• [What to produce] Extract all lines in the data that contain the word "Warum".

• [Material for this task]

** start **

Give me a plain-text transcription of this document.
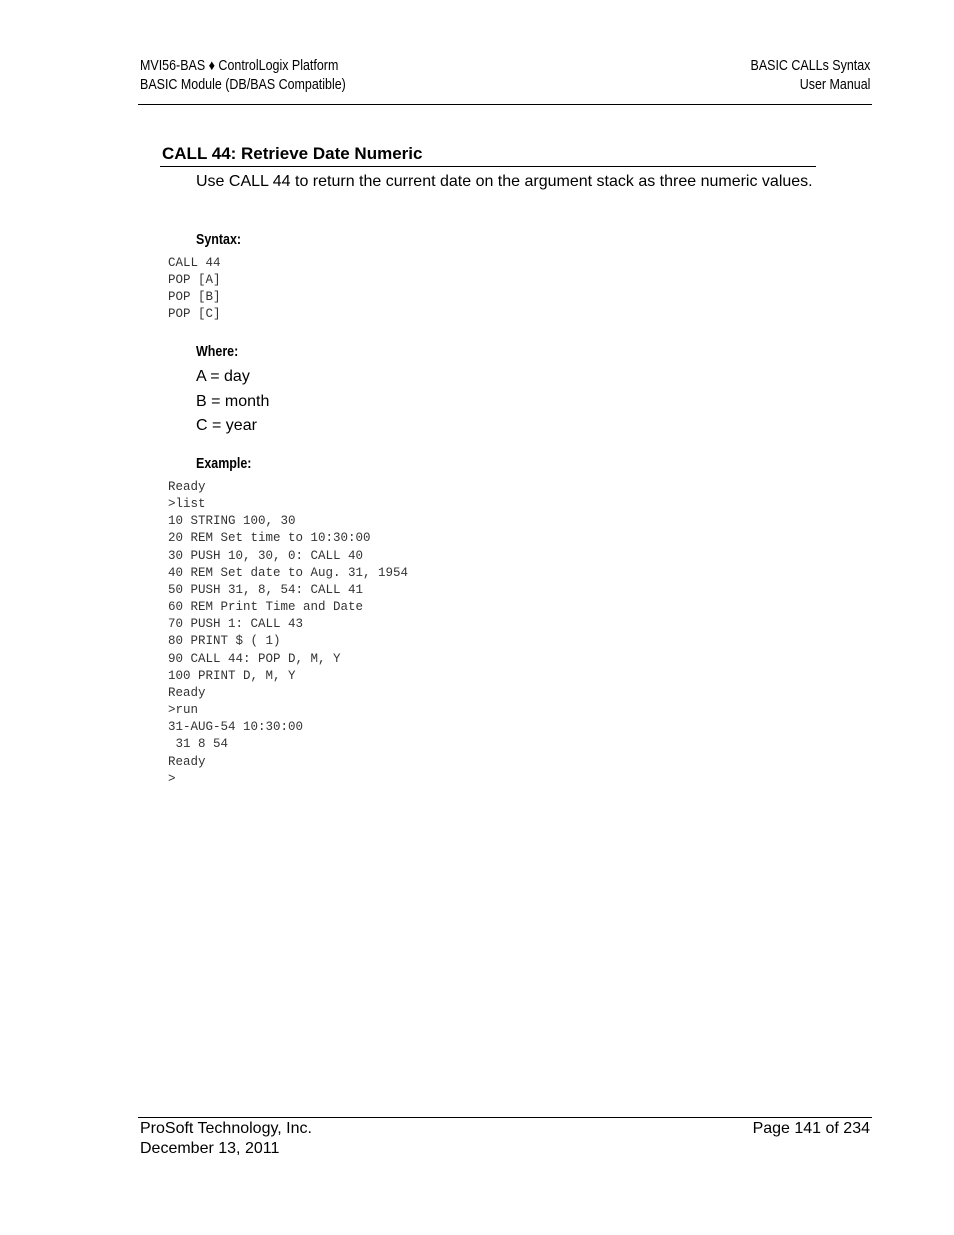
MVI56-BAS ♦ ControlLogix Platform
BASIC Module (DB/BAS Compatible)
BASIC CALLs Syntax
User Manual
CALL 44: Retrieve Date Numeric

Use CALL 44 to return the current date on the argument stack as three numeric values.

Syntax:
CALL 44
POP [A]
POP [B]
POP [C]
Where:
A = day
B = month
C = year
Example:
Ready
>list
10 STRING 100, 30
20 REM Set time to 10:30:00
30 PUSH 10, 30, 0: CALL 40
40 REM Set date to Aug. 31, 1954
50 PUSH 31, 8, 54: CALL 41
60 REM Print Time and Date
70 PUSH 1: CALL 43
80 PRINT $ ( 1)
90 CALL 44: POP D, M, Y
100 PRINT D, M, Y
Ready
>run
31-AUG-54 10:30:00
31 8 54
Ready
>
ProSoft Technology, Inc.
December 13, 2011
Page 141 of 234
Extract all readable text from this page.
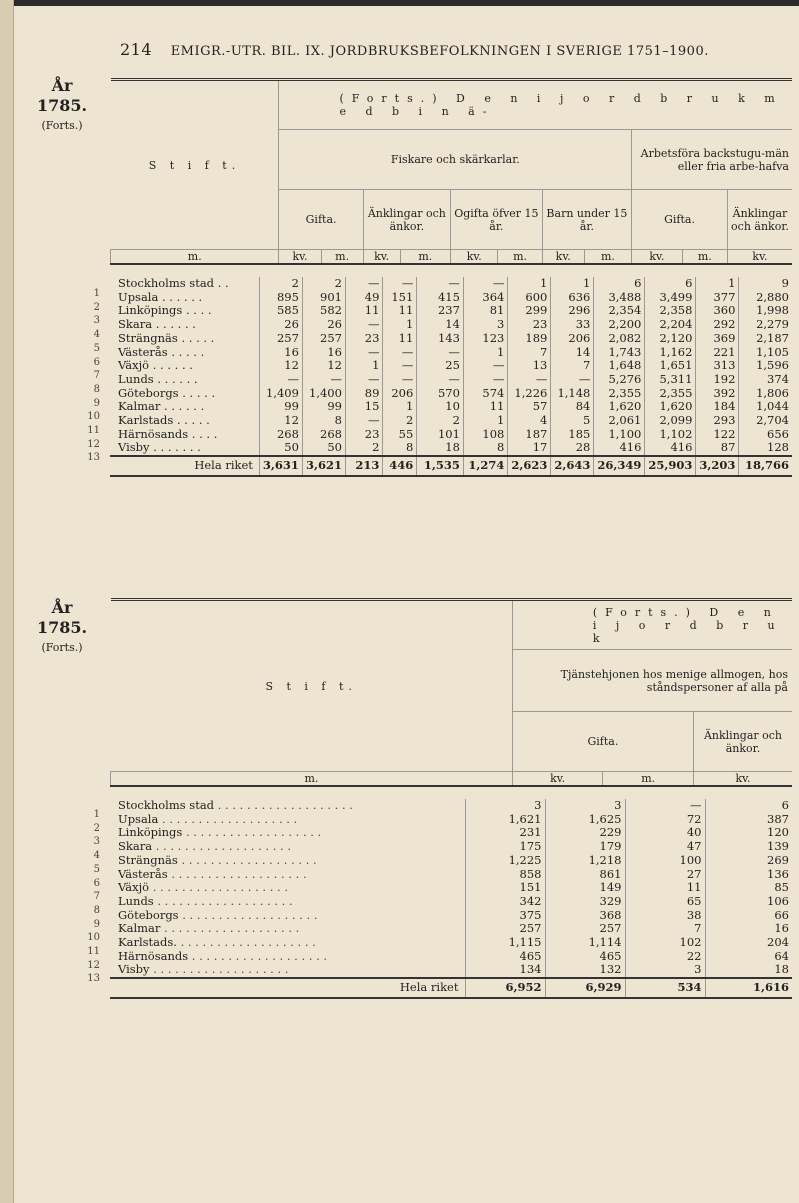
214 EMIGR.-UTR. BIL. IX. JORDBRUKSBEFOLKNINGEN I SVERIGE 1751–1900.
År
1785.
(Forts.)
S t i f t.	(Forts.) D e n i j o r d b r u k m e d b i n ä-										
	Fiskare och skärkarlar.								Arbetsföra backstugu-män eller fria arbe-hafva		
	Gifta.		Änklingar och änkor.		Ogifta öfver 15 år.		Barn under 15 år.		Gifta.		Änklingar och änkor.
m.	kv.	m.	kv.	m.	kv.	m.	kv.	m.	kv.	m.	kv.
Stockholms stad . .	2	2	—	—	—	—	1	1	6	6	1	9
Upsala . . . . . .	895	901	49	151	415	364	600	636	3,488	3,499	377	2,880
Linköpings . . . .	585	582	11	11	237	81	299	296	2,354	2,358	360	1,998
Skara . . . . . .	26	26	—	1	14	3	23	33	2,200	2,204	292	2,279
Strängnäs . . . . .	257	257	23	11	143	123	189	206	2,082	2,120	369	2,187
Västerås . . . . .	16	16	—	—	—	1	7	14	1,743	1,162	221	1,105
Växjö . . . . . .	12	12	1	—	25	—	13	7	1,648	1,651	313	1,596
Lunds . . . . . .	—	—	—	—	—	—	—	—	5,276	5,311	192	374
Göteborgs . . . . .	1,409	1,400	89	206	570	574	1,226	1,148	2,355	2,355	392	1,806
Kalmar . . . . . .	99	99	15	1	10	11	57	84	1,620	1,620	184	1,044
Karlstads . . . . .	12	8	—	2	2	1	4	5	2,061	2,099	293	2,704
Härnösands . . . .	268	268	23	55	101	108	187	185	1,100	1,102	122	656
Visby . . . . . . .	50	50	2	8	18	8	17	28	416	416	87	128
Hela riket	3,631	3,621	213	446	1,535	1,274	2,623	2,643	26,349	25,903	3,203	18,766
1
2
3
4
5
6
7
8
9
10
11
12
13
År
1785.
(Forts.)
S t i f t.	(Forts.) D e n i j o r d b r u k		
	Tjänstehjonen hos menige allmogen, hos ståndspersoner af alla på		
	Gifta.		Änklingar och änkor.
m.	kv.	m.	kv.
Stockholms stad . . . . . . . . . . . . . . . . . . .	3	3	—	6
Upsala . . . . . . . . . . . . . . . . . . .	1,621	1,625	72	387
Linköpings . . . . . . . . . . . . . . . . . . .	231	229	40	120
Skara . . . . . . . . . . . . . . . . . . .	175	179	47	139
Strängnäs . . . . . . . . . . . . . . . . . . .	1,225	1,218	100	269
Västerås . . . . . . . . . . . . . . . . . . .	858	861	27	136
Växjö . . . . . . . . . . . . . . . . . . .	151	149	11	85
Lunds . . . . . . . . . . . . . . . . . . .	342	329	65	106
Göteborgs . . . . . . . . . . . . . . . . . . .	375	368	38	66
Kalmar . . . . . . . . . . . . . . . . . . .	257	257	7	16
Karlstads. . . . . . . . . . . . . . . . . . . .	1,115	1,114	102	204
Härnösands . . . . . . . . . . . . . . . . . . .	465	465	22	64
Visby . . . . . . . . . . . . . . . . . . .	134	132	3	18
Hela riket	6,952	6,929	534	1,616
1
2
3
4
5
6
7
8
9
10
11
12
13
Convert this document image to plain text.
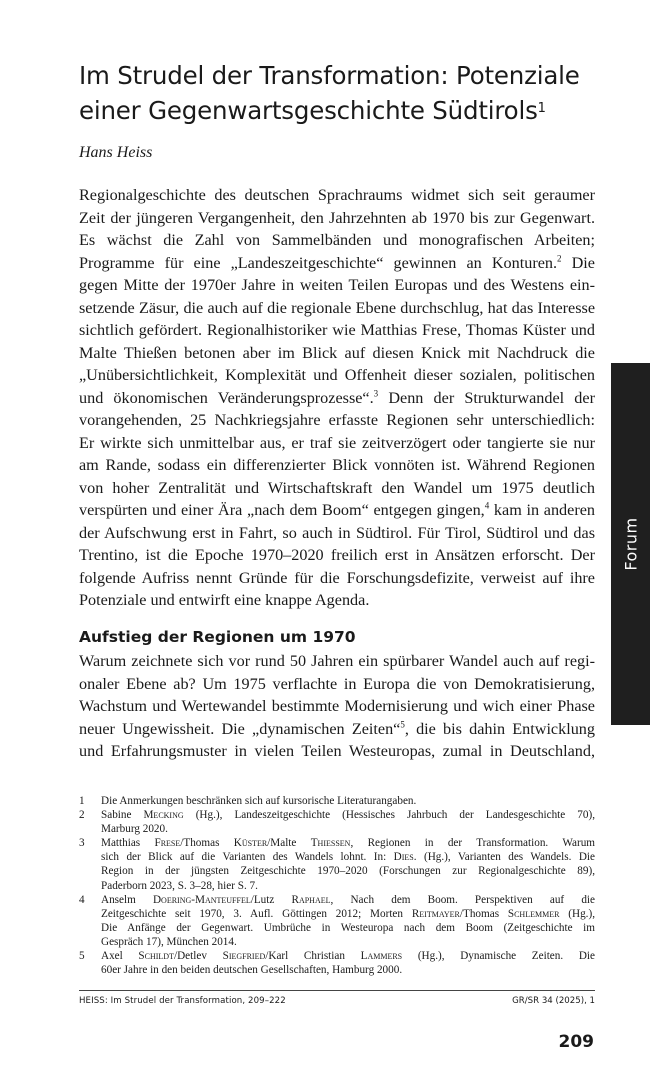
Im Strudel der Transformation: Potenziale
einer Gegenwartsgeschichte Südtirols$^1$
Hans Heiss
Regionalgeschichte des deutschen Sprachraums widmet sich seit geraumer
Zeit der jüngeren Vergangenheit, den Jahrzehnten ab 1970 bis zur Gegenwart.
Es wächst die Zahl von Sammelbänden und monografischen Arbeiten;
Programme für eine „Landeszeitgeschichte“ gewinnen an Konturen.$^2$ Die
gegen Mitte der 1970er Jahre in weiten Teilen Europas und des Westens ein-
setzende Zäsur, die auch auf die regionale Ebene durchschlug, hat das Interesse
sichtlich gefördert. Regionalhistoriker wie Matthias Frese, Thomas Küster und
Malte Thießen betonen aber im Blick auf diesen Knick mit Nachdruck die
„Unübersichtlichkeit, Komplexität und Offenheit dieser sozialen, politischen
und ökonomischen Veränderungsprozesse“.$^3$ Denn der Strukturwandel der
vorangehenden, 25 Nachkriegsjahre erfasste Regionen sehr unterschiedlich:
Er wirkte sich unmittelbar aus, er traf sie zeitverzögert oder tangierte sie nur
am Rande, sodass ein differenzierter Blick vonnöten ist. Während Regionen
von hoher Zentralität und Wirtschaftskraft den Wandel um 1975 deutlich
verspürten und einer Ära „nach dem Boom“ entgegen gingen,$^4$ kam in anderen
der Aufschwung erst in Fahrt, so auch in Südtirol. Für Tirol, Südtirol und das
Trentino, ist die Epoche 1970–2020 freilich erst in Ansätzen erforscht. Der
folgende Aufriss nennt Gründe für die Forschungsdefizite, verweist auf ihre
Potenziale und entwirft eine knappe Agenda.
Aufstieg der Regionen um 1970
Warum zeichnete sich vor rund 50 Jahren ein spürbarer Wandel auch auf regi-
onaler Ebene ab? Um 1975 verflachte in Europa die von Demokratisierung,
Wachstum und Wertewandel bestimmte Modernisierung und wich einer Phase
neuer Ungewissheit. Die „dynamischen Zeiten“$^5$, die bis dahin Entwicklung
und Erfahrungsmuster in vielen Teilen Westeuropas, zumal in Deutschland,
1	Die Anmerkungen beschränken sich auf kursorische Literaturangaben.
2	Sabine Mecking (Hg.), Landeszeitgeschichte (Hessisches Jahrbuch der Landesgeschichte 70),
Marburg 2020.
3	Matthias Frese/Thomas Küster/Malte Thiessen, Regionen in der Transformation. Warum
sich der Blick auf die Varianten des Wandels lohnt. In: Dies. (Hg.), Varianten des Wandels. Die
Region in der jüngsten Zeitgeschichte 1970–2020 (Forschungen zur Regionalgeschichte 89),
Paderborn 2023, S. 3–28, hier S. 7.
4	Anselm Doering-Manteuffel/Lutz Raphael, Nach dem Boom. Perspektiven auf die
Zeitgeschichte seit 1970, 3. Aufl. Göttingen 2012; Morten Reitmayer/Thomas Schlemmer (Hg.),
Die Anfänge der Gegenwart. Umbrüche in Westeuropa nach dem Boom (Zeitgeschichte im
Gespräch 17), München 2014.
5	Axel Schildt/Detlev Siegfried/Karl Christian Lammers (Hg.), Dynamische Zeiten. Die
60er Jahre in den beiden deutschen Gesellschaften, Hamburg 2000.
HEISS: Im Strudel der Transformation, 209–222	GR/SR 34 (2025), 1
209
Forum
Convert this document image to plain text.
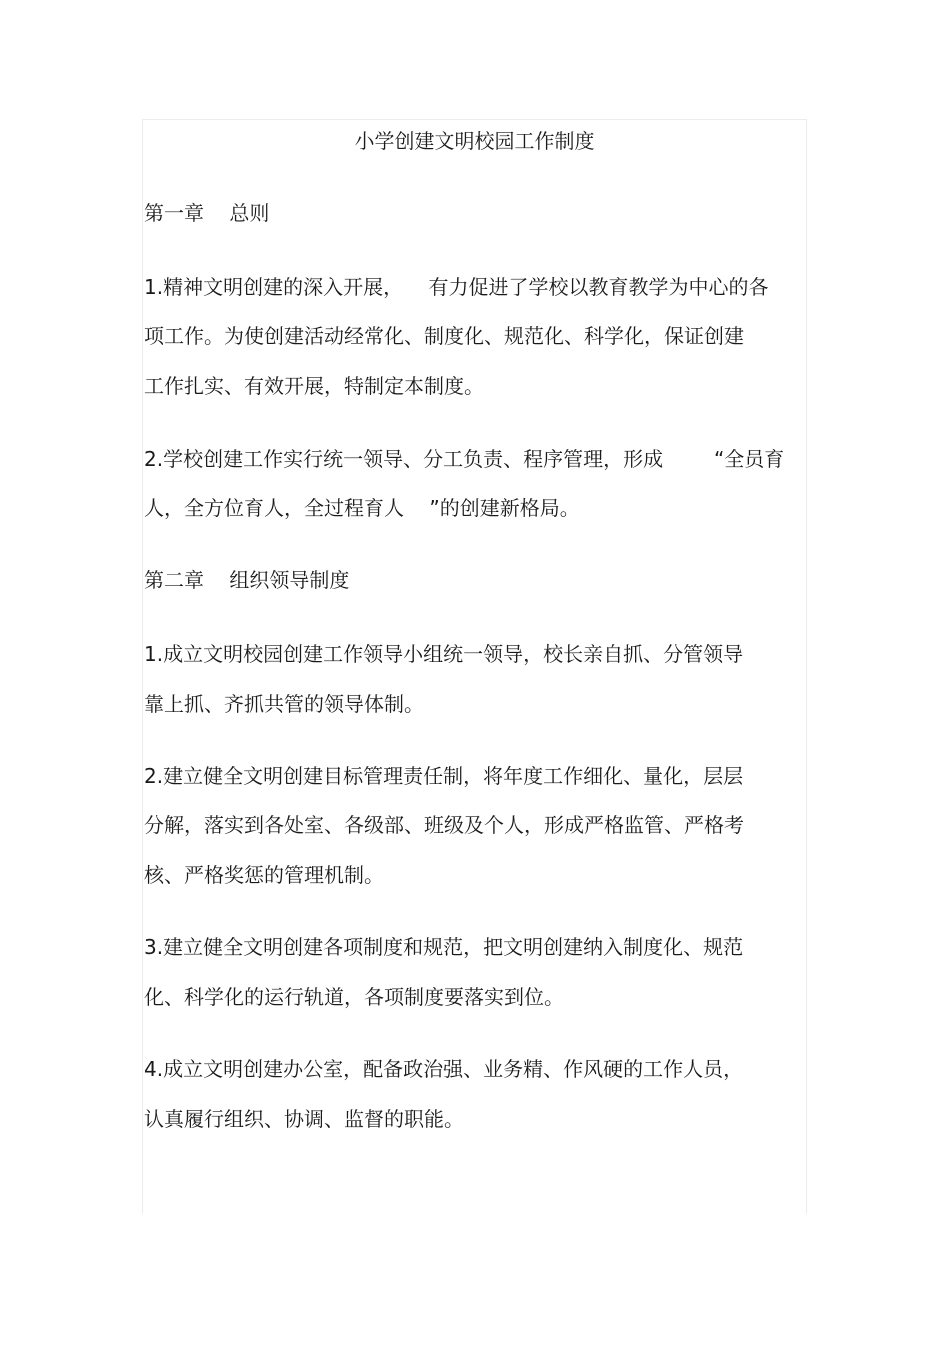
小学创建文明校园工作制度

第一章    总则

1.精神文明创建的深入开展，    有力促进了学校以教育教学为中心的各

项工作。为使创建活动经常化、制度化、规范化、科学化，保证创建

工作扎实、有效开展，特制定本制度。

2.学校创建工作实行统一领导、分工负责、程序管理，形成        “全员育

人，全方位育人，全过程育人    ”的创建新格局。

第二章    组织领导制度

1.成立文明校园创建工作领导小组统一领导，校长亲自抓、分管领导

靠上抓、齐抓共管的领导体制。

2.建立健全文明创建目标管理责任制，将年度工作细化、量化，层层

分解，落实到各处室、各级部、班级及个人，形成严格监管、严格考

核、严格奖惩的管理机制。

3.建立健全文明创建各项制度和规范，把文明创建纳入制度化、规范

化、科学化的运行轨道，各项制度要落实到位。

4.成立文明创建办公室，配备政治强、业务精、作风硬的工作人员，

认真履行组织、协调、监督的职能。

** end **

• [Exercise solution]
Warum zeichnete sich vor rund 50 Jahren ein spürbarer Wandel auch auf regi-
3	Matthias Frese/Thomas Küster/Malte Thiessen, Regionen in der Transformation. Warum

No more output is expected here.